### SHORT PROBLEM
Find the lines holding "this" and copy them.

(Dataset rows)
........

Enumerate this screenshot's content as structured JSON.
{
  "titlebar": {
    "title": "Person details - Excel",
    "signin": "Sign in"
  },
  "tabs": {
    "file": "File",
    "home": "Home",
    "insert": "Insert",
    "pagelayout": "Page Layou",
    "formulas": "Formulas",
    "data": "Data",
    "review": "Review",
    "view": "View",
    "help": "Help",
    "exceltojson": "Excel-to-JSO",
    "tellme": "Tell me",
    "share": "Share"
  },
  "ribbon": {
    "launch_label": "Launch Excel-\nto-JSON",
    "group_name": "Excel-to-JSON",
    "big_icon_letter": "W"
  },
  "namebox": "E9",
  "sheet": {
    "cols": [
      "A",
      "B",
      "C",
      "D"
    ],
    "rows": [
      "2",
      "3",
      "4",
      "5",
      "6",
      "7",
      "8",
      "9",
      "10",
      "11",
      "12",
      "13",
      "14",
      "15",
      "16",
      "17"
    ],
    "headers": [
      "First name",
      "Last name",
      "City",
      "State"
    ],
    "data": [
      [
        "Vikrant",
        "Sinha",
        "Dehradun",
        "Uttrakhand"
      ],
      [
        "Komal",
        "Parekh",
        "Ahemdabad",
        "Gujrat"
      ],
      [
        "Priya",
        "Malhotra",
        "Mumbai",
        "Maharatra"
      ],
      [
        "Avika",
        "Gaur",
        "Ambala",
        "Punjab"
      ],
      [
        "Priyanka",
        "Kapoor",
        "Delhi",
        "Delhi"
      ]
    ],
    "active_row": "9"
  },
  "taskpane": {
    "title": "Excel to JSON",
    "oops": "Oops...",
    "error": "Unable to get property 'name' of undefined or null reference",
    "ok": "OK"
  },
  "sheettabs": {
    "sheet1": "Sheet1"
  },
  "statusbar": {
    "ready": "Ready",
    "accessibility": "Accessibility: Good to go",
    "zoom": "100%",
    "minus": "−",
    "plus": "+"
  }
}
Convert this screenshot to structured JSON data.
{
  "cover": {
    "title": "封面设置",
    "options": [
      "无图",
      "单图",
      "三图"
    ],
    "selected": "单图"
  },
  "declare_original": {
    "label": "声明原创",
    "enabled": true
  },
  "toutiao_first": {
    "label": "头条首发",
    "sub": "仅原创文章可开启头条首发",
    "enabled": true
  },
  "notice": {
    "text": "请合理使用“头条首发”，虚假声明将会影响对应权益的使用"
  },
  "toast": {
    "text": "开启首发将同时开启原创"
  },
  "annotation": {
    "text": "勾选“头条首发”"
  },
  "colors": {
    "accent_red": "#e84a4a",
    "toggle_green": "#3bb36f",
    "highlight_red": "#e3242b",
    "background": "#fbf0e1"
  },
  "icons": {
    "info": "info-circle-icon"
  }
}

........

### REPLY
Enumerate this screenshot's content as structured JSON.
Convert this screenshot to structured JSON data.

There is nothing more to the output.